• [Required work]: Determine how many lines contain the string "unEspace" and reply with that number alone.

• [Material shown]:
+--
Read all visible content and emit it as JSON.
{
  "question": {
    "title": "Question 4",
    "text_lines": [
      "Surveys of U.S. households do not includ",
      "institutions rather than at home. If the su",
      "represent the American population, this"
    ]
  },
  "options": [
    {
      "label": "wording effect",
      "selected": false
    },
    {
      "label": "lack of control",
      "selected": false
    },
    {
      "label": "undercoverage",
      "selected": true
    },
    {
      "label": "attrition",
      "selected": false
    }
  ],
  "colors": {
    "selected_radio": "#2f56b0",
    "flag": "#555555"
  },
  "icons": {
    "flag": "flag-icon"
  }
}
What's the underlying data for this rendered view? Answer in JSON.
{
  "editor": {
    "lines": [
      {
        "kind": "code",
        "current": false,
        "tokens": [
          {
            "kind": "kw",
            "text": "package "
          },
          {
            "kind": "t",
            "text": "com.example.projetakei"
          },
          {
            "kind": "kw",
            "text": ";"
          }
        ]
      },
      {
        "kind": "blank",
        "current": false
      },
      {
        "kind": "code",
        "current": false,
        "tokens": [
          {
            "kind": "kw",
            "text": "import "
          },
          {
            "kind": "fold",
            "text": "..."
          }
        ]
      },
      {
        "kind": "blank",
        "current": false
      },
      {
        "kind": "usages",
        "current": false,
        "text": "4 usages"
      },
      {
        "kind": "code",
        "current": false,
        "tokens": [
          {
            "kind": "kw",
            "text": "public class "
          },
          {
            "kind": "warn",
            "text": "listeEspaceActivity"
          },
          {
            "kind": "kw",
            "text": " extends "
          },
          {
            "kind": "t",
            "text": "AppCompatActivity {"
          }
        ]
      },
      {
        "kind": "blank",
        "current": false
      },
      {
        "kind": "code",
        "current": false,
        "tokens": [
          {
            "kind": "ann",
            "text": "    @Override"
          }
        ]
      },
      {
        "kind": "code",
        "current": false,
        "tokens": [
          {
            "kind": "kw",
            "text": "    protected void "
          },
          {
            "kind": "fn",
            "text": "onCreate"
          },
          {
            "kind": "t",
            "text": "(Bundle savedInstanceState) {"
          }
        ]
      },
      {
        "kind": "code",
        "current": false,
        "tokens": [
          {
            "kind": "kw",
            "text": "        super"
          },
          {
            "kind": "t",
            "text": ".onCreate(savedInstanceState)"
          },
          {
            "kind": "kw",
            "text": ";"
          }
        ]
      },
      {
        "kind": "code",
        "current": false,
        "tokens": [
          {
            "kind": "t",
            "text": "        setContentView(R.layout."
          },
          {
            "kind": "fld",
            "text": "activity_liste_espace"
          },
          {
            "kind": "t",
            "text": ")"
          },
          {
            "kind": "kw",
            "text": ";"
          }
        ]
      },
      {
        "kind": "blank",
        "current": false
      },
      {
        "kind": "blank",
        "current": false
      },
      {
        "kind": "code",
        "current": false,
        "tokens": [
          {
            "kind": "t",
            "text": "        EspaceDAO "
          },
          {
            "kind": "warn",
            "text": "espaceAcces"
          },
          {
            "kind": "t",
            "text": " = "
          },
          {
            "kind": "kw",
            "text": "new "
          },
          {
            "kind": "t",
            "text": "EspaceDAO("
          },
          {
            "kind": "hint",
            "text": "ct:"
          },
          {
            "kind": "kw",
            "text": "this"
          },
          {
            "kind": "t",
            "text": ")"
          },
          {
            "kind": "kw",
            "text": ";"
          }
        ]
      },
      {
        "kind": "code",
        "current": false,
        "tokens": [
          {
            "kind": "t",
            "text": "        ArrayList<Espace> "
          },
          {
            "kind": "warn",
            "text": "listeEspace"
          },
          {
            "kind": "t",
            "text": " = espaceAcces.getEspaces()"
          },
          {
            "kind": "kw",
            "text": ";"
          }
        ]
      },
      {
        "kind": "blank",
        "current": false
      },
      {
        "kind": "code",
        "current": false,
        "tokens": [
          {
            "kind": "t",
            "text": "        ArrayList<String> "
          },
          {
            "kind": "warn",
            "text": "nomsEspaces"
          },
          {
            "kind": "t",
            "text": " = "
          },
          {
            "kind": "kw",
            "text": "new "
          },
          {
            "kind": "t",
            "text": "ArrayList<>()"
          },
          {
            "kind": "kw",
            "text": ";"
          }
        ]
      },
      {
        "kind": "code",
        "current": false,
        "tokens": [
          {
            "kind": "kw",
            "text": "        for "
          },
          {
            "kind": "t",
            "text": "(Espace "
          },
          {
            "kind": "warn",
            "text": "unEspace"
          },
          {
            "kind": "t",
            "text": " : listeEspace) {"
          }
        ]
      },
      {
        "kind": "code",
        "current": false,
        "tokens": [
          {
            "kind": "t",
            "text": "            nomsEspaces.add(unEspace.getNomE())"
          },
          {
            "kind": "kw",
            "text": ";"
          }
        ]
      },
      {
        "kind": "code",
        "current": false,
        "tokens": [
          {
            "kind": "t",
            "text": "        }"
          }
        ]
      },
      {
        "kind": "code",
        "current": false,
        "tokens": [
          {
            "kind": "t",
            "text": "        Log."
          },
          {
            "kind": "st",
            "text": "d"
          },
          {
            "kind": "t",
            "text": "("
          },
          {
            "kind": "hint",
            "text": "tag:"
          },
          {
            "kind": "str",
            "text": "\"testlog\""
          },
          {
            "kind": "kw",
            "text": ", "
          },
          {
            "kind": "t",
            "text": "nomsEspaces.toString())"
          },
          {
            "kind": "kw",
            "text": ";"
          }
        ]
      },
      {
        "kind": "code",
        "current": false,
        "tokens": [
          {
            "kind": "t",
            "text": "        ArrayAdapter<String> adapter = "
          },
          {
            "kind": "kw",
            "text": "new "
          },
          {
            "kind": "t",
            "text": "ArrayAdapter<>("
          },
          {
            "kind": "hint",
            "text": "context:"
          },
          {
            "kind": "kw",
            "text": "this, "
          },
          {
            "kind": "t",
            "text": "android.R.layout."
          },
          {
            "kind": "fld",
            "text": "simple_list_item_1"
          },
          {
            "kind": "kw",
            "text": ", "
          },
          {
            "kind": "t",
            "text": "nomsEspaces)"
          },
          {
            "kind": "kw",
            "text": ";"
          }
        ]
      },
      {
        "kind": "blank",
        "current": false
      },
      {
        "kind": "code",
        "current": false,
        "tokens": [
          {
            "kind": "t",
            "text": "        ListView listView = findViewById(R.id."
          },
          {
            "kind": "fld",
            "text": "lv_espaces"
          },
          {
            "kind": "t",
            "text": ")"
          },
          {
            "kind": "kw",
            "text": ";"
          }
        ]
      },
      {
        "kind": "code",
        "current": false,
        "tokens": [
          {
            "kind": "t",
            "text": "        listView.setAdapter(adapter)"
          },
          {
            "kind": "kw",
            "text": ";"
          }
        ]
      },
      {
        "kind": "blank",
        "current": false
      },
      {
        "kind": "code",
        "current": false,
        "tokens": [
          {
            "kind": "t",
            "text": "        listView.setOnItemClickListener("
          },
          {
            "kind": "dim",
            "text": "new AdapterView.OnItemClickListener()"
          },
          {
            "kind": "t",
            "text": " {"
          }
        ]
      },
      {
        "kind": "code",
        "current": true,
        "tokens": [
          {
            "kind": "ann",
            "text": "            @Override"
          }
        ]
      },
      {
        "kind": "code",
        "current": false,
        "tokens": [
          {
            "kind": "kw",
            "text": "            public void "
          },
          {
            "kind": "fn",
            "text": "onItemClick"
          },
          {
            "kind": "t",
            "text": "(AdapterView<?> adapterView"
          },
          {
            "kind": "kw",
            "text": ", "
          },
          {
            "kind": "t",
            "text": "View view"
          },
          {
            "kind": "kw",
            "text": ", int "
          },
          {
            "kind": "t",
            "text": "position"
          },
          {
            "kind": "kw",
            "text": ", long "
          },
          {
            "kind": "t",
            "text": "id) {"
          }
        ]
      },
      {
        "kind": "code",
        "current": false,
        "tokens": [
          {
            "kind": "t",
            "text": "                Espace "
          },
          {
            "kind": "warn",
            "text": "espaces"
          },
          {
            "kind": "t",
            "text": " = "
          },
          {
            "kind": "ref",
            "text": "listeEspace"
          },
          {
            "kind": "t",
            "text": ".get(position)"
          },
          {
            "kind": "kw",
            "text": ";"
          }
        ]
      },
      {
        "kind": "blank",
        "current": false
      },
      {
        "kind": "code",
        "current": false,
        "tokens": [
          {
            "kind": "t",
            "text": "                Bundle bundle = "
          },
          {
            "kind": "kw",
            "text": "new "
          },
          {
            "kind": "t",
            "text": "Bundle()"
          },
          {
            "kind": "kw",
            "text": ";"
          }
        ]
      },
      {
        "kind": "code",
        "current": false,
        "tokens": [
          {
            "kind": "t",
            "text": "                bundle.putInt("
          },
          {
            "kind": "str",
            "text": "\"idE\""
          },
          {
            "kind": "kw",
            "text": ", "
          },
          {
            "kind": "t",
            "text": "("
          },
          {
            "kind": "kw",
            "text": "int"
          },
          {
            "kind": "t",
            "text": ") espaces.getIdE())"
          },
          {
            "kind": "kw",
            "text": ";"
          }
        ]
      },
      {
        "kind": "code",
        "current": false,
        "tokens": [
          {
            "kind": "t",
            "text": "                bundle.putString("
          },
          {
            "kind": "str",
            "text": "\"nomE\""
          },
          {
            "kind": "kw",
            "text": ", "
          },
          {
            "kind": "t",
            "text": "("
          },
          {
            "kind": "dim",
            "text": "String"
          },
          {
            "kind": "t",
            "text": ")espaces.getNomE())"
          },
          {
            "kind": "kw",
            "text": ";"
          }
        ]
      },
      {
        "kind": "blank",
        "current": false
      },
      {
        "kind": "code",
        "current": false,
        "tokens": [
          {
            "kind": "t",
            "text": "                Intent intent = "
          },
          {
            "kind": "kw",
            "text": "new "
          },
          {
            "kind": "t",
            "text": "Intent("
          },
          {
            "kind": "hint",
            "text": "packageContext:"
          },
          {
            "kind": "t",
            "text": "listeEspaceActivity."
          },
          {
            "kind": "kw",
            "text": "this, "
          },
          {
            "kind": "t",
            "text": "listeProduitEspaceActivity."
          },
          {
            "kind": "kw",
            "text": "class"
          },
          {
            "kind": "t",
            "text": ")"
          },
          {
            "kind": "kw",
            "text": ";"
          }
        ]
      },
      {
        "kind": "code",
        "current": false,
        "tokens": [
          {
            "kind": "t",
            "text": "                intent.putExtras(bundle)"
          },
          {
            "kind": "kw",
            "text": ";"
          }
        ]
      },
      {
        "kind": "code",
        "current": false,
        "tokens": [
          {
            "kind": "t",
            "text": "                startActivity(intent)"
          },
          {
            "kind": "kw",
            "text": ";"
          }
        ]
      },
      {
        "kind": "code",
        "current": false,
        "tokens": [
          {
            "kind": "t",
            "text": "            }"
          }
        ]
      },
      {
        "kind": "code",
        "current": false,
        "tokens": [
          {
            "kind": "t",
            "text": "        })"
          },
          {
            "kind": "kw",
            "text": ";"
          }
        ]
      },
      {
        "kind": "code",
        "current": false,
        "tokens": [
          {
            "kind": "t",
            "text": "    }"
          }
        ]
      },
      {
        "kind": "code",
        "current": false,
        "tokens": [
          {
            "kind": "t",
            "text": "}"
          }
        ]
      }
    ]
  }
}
+--
• [Completed task]: 2